(Extracted data entries)
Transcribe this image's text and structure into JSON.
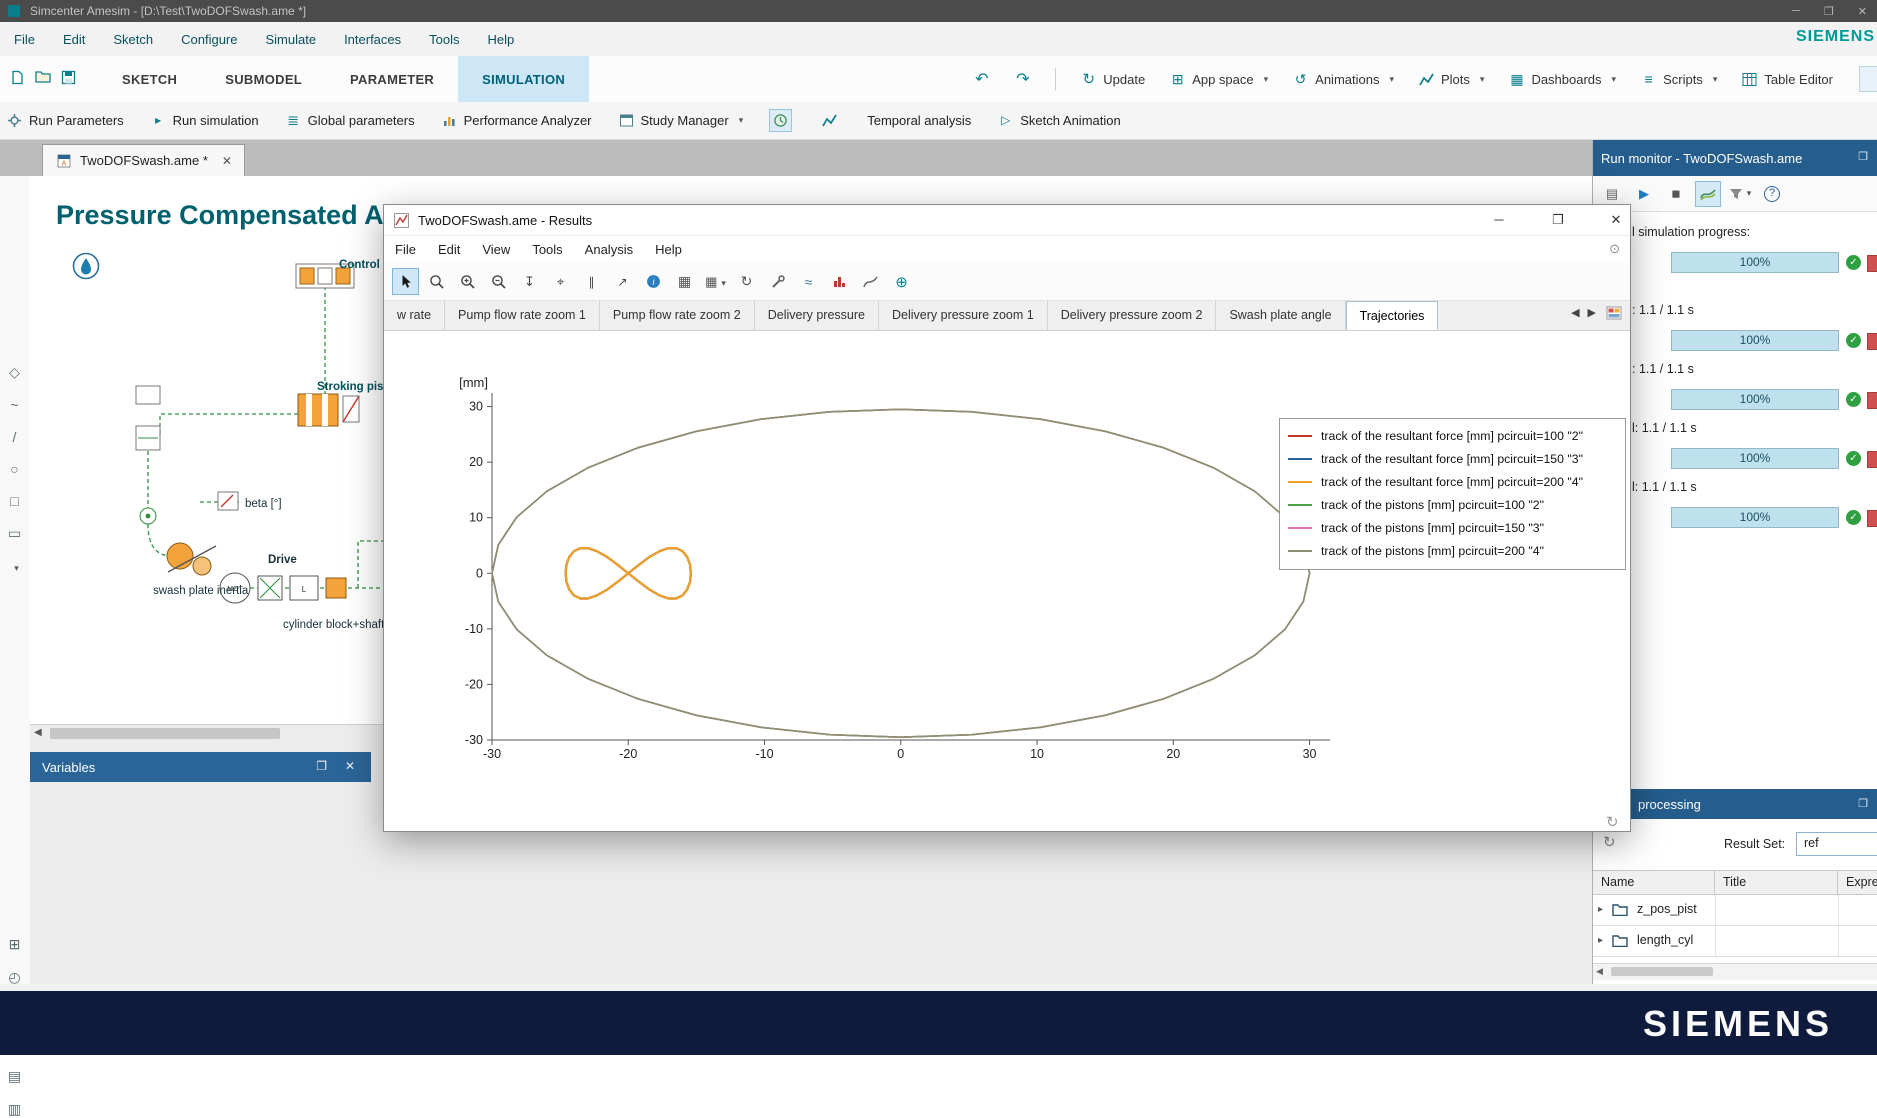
{
  "window": {
    "title": "Simcenter Amesim - [D:\\Test\\TwoDOFSwash.ame *]",
    "brand": "SIEMENS"
  },
  "menubar": {
    "items": [
      "File",
      "Edit",
      "Sketch",
      "Configure",
      "Simulate",
      "Interfaces",
      "Tools",
      "Help"
    ]
  },
  "mode_bar": {
    "file_actions": [
      "new",
      "open",
      "save"
    ],
    "tabs": [
      {
        "label": "SKETCH",
        "active": false
      },
      {
        "label": "SUBMODEL",
        "active": false
      },
      {
        "label": "PARAMETER",
        "active": false
      },
      {
        "label": "SIMULATION",
        "active": true
      }
    ],
    "actions": [
      {
        "label": "Update",
        "icon": "refresh",
        "chevron": false
      },
      {
        "label": "App space",
        "icon": "appspace",
        "chevron": true
      },
      {
        "label": "Animations",
        "icon": "animations",
        "chevron": true
      },
      {
        "label": "Plots",
        "icon": "plots",
        "chevron": true
      },
      {
        "label": "Dashboards",
        "icon": "dashboards",
        "chevron": true
      },
      {
        "label": "Scripts",
        "icon": "scripts",
        "chevron": true
      },
      {
        "label": "Table Editor",
        "icon": "tableeditor",
        "chevron": false
      }
    ]
  },
  "sim_toolbar": {
    "items": [
      {
        "label": "Run Parameters",
        "icon": "runparams",
        "chevron": false
      },
      {
        "label": "Run simulation",
        "icon": "runsim",
        "chevron": false
      },
      {
        "label": "Global parameters",
        "icon": "globalparams",
        "chevron": false
      },
      {
        "label": "Performance Analyzer",
        "icon": "perf",
        "chevron": false
      },
      {
        "label": "Study Manager",
        "icon": "study",
        "chevron": true
      },
      {
        "label": "",
        "icon": "temporal1",
        "chevron": false,
        "boxed": true
      },
      {
        "label": "",
        "icon": "temporal2",
        "chevron": false
      },
      {
        "label": "Temporal analysis",
        "icon": "",
        "chevron": false
      },
      {
        "label": "Sketch Animation",
        "icon": "sketchanim",
        "chevron": false
      }
    ]
  },
  "document_tabs": {
    "active": "TwoDOFSwash.ame *"
  },
  "left_rail": {
    "top": [
      "component",
      "signal",
      "line",
      "circle",
      "rect",
      "shape",
      "more"
    ],
    "bottom": [
      "grid",
      "clock",
      "plus",
      "target",
      "list",
      "panel"
    ]
  },
  "canvas": {
    "title": "Pressure Compensated Axial",
    "labels": {
      "control": "Control v",
      "stroking": "Stroking pist",
      "beta": "beta [°]",
      "swash": "swash plate inertia",
      "drive": "Drive",
      "cylinder": "cylinder block+shaft i"
    }
  },
  "variables_panel": {
    "title": "Variables"
  },
  "results_window": {
    "title": "TwoDOFSwash.ame - Results",
    "menus": [
      "File",
      "Edit",
      "View",
      "Tools",
      "Analysis",
      "Help"
    ],
    "toolbar": [
      "cursor",
      "zoomdyn",
      "zoomin",
      "zoomout",
      "markerv",
      "markerplus",
      "markerpair",
      "markerslope",
      "timeinfo",
      "table",
      "tablemenu",
      "refresh2",
      "tools",
      "waves",
      "histogram",
      "curveexp",
      "addcircle"
    ],
    "tabs": [
      "w rate",
      "Pump flow rate zoom 1",
      "Pump flow rate zoom 2",
      "Delivery pressure",
      "Delivery pressure zoom 1",
      "Delivery pressure zoom 2",
      "Swash plate angle",
      "Trajectories"
    ],
    "active_tab": "Trajectories"
  },
  "chart_data": {
    "type": "line",
    "title": "Trajectories",
    "xlabel": "",
    "ylabel": "[mm]",
    "xlim": [
      -30,
      31.5
    ],
    "ylim": [
      -30,
      31
    ],
    "xticks": [
      -30,
      -20,
      -10,
      0,
      10,
      20,
      30
    ],
    "yticks": [
      30,
      20,
      10,
      0,
      -10,
      -20,
      -30
    ],
    "grid": false,
    "legend_position": "upper right",
    "series": [
      {
        "name": "track of the resultant force [mm] pcircuit=100  \"2\"",
        "color": "#c0392b",
        "shape": "bowtie"
      },
      {
        "name": "track of the resultant force [mm] pcircuit=150  \"3\"",
        "color": "#2a6496",
        "shape": "bowtie"
      },
      {
        "name": "track of the resultant force [mm] pcircuit=200  \"4\"",
        "color": "#f0a125",
        "shape": "bowtie"
      },
      {
        "name": "track of the pistons [mm] pcircuit=100  \"2\"",
        "color": "#47a447",
        "shape": "ellipse"
      },
      {
        "name": "track of the pistons [mm] pcircuit=150  \"3\"",
        "color": "#d773ae",
        "shape": "ellipse"
      },
      {
        "name": "track of the pistons [mm] pcircuit=200  \"4\"",
        "color": "#8e8e72",
        "shape": "ellipse"
      }
    ],
    "shapes": {
      "ellipse": [
        [
          30,
          0
        ],
        [
          29.54,
          5.12
        ],
        [
          28.19,
          10.09
        ],
        [
          25.98,
          14.75
        ],
        [
          22.98,
          18.96
        ],
        [
          19.28,
          22.6
        ],
        [
          15,
          25.55
        ],
        [
          10.26,
          27.72
        ],
        [
          5.21,
          29.05
        ],
        [
          0,
          29.5
        ],
        [
          -5.21,
          29.05
        ],
        [
          -10.26,
          27.72
        ],
        [
          -15,
          25.55
        ],
        [
          -19.28,
          22.6
        ],
        [
          -22.98,
          18.96
        ],
        [
          -25.98,
          14.75
        ],
        [
          -28.19,
          10.09
        ],
        [
          -29.54,
          5.12
        ],
        [
          -30,
          0
        ],
        [
          -29.54,
          -5.12
        ],
        [
          -28.19,
          -10.09
        ],
        [
          -25.98,
          -14.75
        ],
        [
          -22.98,
          -18.96
        ],
        [
          -19.28,
          -22.6
        ],
        [
          -15,
          -25.55
        ],
        [
          -10.26,
          -27.72
        ],
        [
          -5.21,
          -29.05
        ],
        [
          0,
          -29.5
        ],
        [
          5.21,
          -29.05
        ],
        [
          10.26,
          -27.72
        ],
        [
          15,
          -25.55
        ],
        [
          19.28,
          -22.6
        ],
        [
          22.98,
          -18.96
        ],
        [
          25.98,
          -14.75
        ],
        [
          28.19,
          -10.09
        ],
        [
          29.54,
          -5.12
        ],
        [
          30,
          0
        ]
      ],
      "bowtie": [
        [
          -15.4,
          0
        ],
        [
          -15.47,
          1.57
        ],
        [
          -15.68,
          2.96
        ],
        [
          -16.02,
          3.98
        ],
        [
          -16.48,
          4.53
        ],
        [
          -17.04,
          4.53
        ],
        [
          -17.7,
          3.98
        ],
        [
          -18.43,
          2.96
        ],
        [
          -19.2,
          1.57
        ],
        [
          -20,
          0
        ],
        [
          -20.8,
          -1.57
        ],
        [
          -21.57,
          -2.96
        ],
        [
          -22.3,
          -3.98
        ],
        [
          -22.96,
          -4.53
        ],
        [
          -23.52,
          -4.53
        ],
        [
          -23.98,
          -3.98
        ],
        [
          -24.32,
          -2.96
        ],
        [
          -24.53,
          -1.57
        ],
        [
          -24.6,
          0
        ],
        [
          -24.53,
          1.57
        ],
        [
          -24.32,
          2.96
        ],
        [
          -23.98,
          3.98
        ],
        [
          -23.52,
          4.53
        ],
        [
          -22.96,
          4.53
        ],
        [
          -22.3,
          3.98
        ],
        [
          -21.57,
          2.96
        ],
        [
          -20.8,
          1.57
        ],
        [
          -20,
          0
        ],
        [
          -19.2,
          -1.57
        ],
        [
          -18.43,
          -2.96
        ],
        [
          -17.7,
          -3.98
        ],
        [
          -17.04,
          -4.53
        ],
        [
          -16.48,
          -4.53
        ],
        [
          -16.02,
          -3.98
        ],
        [
          -15.68,
          -2.96
        ],
        [
          -15.47,
          -1.57
        ],
        [
          -15.4,
          0
        ]
      ]
    }
  },
  "run_monitor": {
    "title": "Run monitor - TwoDOFSwash.ame",
    "toolbar": [
      "monitor",
      "play",
      "stop",
      "plotcurves",
      "filter",
      "help"
    ],
    "progress_groups": [
      {
        "label": "l simulation progress:",
        "value": 100,
        "text": "100%"
      },
      {
        "label": ": 1.1 / 1.1 s",
        "value": 100,
        "text": "100%"
      },
      {
        "label": ": 1.1 / 1.1 s",
        "value": 100,
        "text": "100%"
      },
      {
        "label": "l: 1.1 / 1.1 s",
        "value": 100,
        "text": "100%"
      },
      {
        "label": "l: 1.1 / 1.1 s",
        "value": 100,
        "text": "100%"
      }
    ]
  },
  "post_processing": {
    "title": "processing",
    "result_set_label": "Result Set:",
    "result_set_value": "ref",
    "columns": [
      "Name",
      "Title",
      "Expres"
    ],
    "rows": [
      {
        "name": "z_pos_pist"
      },
      {
        "name": "length_cyl"
      }
    ]
  },
  "footer": {
    "brand": "SIEMENS"
  }
}
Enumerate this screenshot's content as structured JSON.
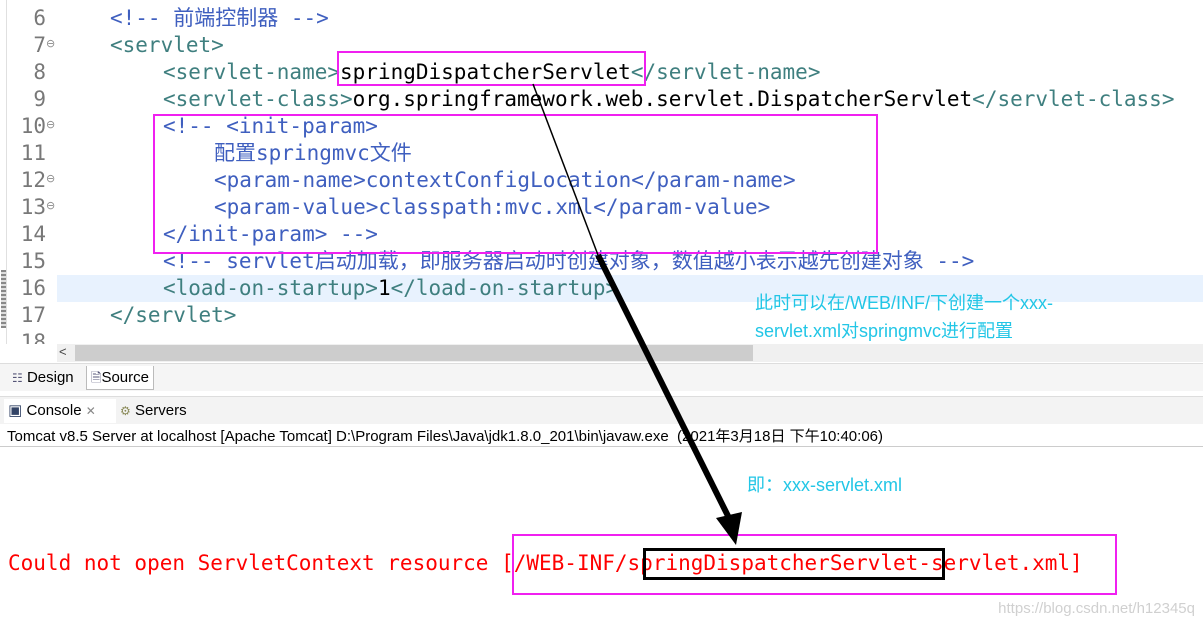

*STATED GOAL:*
Every line in the data that holds "resultant" should be copied out.

*FINAL RESULT:*
        "name": "track of the resultant force [mm] pcircuit=100  \"2\"",
        "name": "track of the resultant force [mm] pcircuit=150  \"3\"",
        "name": "track of the resultant force [mm] pcircuit=200  \"4\"",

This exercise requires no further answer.